BEGIN Listed entries
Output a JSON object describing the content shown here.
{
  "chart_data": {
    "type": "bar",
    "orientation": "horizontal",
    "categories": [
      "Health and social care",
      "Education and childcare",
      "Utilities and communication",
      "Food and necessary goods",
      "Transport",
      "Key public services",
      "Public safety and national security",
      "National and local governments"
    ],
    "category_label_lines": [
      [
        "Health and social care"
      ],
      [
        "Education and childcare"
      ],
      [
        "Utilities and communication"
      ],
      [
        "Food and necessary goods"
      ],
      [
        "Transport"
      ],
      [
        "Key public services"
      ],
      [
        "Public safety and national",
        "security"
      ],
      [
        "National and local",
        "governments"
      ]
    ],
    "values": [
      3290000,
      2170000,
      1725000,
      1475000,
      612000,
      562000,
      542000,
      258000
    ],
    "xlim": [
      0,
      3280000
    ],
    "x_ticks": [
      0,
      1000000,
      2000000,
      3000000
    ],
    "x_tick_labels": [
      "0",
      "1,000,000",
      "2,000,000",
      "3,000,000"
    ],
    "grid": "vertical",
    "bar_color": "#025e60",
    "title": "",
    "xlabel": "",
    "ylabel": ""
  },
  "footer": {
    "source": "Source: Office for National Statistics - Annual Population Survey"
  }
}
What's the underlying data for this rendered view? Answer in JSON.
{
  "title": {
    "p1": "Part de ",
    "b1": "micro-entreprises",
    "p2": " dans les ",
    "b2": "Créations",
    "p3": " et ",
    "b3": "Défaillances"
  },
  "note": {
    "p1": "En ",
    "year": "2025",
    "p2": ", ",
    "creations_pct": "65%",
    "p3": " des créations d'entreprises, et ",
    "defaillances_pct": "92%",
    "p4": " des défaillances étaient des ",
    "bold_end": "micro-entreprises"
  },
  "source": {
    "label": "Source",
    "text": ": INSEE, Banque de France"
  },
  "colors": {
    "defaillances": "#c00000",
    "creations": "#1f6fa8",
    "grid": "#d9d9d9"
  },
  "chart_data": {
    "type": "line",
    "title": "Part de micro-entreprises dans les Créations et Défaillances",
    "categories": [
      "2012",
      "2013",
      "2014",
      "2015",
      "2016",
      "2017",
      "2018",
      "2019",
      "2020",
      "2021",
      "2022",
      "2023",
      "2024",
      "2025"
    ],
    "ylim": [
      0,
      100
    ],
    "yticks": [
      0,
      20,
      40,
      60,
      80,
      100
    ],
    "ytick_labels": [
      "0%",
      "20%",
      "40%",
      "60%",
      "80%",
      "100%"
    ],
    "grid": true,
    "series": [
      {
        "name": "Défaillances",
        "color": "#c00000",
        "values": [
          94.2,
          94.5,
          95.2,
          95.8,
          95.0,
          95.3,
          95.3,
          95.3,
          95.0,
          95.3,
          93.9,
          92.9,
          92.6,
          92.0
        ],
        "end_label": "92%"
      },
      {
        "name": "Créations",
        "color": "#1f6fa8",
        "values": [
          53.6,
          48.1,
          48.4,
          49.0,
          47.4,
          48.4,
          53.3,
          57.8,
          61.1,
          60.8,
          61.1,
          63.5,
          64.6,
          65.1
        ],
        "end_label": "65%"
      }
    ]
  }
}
END Listed entries
=== Work required ===
Check every line of the entries above for the word "Part" and report how many lines contain it, giving the number only.

=== Solution to this problem ===
2